Gather up all lines that carry the word "Cross".

○ ○ ○

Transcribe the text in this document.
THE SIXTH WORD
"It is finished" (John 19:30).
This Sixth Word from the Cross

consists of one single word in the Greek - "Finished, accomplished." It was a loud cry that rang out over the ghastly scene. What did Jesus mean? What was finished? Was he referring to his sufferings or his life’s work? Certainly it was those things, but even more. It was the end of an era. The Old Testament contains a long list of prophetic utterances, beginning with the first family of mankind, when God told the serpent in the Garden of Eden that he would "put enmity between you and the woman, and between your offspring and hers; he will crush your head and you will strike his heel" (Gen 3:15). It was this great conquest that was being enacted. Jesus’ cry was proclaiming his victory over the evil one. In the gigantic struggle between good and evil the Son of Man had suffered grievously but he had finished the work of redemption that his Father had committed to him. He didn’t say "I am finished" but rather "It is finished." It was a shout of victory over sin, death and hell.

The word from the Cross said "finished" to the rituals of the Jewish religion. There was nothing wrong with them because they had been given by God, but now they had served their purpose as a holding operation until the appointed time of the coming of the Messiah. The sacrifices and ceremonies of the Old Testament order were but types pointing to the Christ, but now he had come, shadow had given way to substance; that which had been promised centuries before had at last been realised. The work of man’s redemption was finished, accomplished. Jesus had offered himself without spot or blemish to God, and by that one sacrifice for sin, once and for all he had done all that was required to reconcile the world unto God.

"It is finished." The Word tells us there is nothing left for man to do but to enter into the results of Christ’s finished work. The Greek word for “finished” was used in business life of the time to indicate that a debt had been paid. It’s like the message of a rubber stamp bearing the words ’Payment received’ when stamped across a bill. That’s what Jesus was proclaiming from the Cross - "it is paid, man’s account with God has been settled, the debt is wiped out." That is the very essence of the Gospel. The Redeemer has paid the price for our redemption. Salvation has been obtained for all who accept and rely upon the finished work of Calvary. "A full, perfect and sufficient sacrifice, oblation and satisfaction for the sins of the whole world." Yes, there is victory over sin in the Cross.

○ ○ ○

REPLY TO THE TASK:
This Sixth Word from the Cross
The word from the Cross said "finished" to the rituals of the Jewish religion. There was nothing wrong with them because they had been given by God, but now they had served their purpose as a holding operation until the appointed time of the coming of the Messiah. The sacrifices and ceremonies of the Old Testament order were but types pointing to the Christ, but now he had come, shadow had given way to substance; that which had been promised centuries before had at last been realised. The work of man’s redemption was finished, accomplished. Jesus had offered himself without spot or blemish to God, and by that one sacrifice for sin, once and for all he had done all that was required to reconcile the world unto God.
"It is finished." The Word tells us there is nothing left for man to do but to enter into the results of Christ’s finished work. The Greek word for “finished” was used in business life of the time to indicate that a debt had been paid. It’s like the message of a rubber stamp bearing the words ’Payment received’ when stamped across a bill. That’s what Jesus was proclaiming from the Cross - "it is paid, man’s account with God has been settled, the debt is wiped out." That is the very essence of the Gospel. The Redeemer has paid the price for our redemption. Salvation has been obtained for all who accept and rely upon the finished work of Calvary. "A full, perfect and sufficient sacrifice, oblation and satisfaction for the sins of the whole world." Yes, there is victory over sin in the Cross.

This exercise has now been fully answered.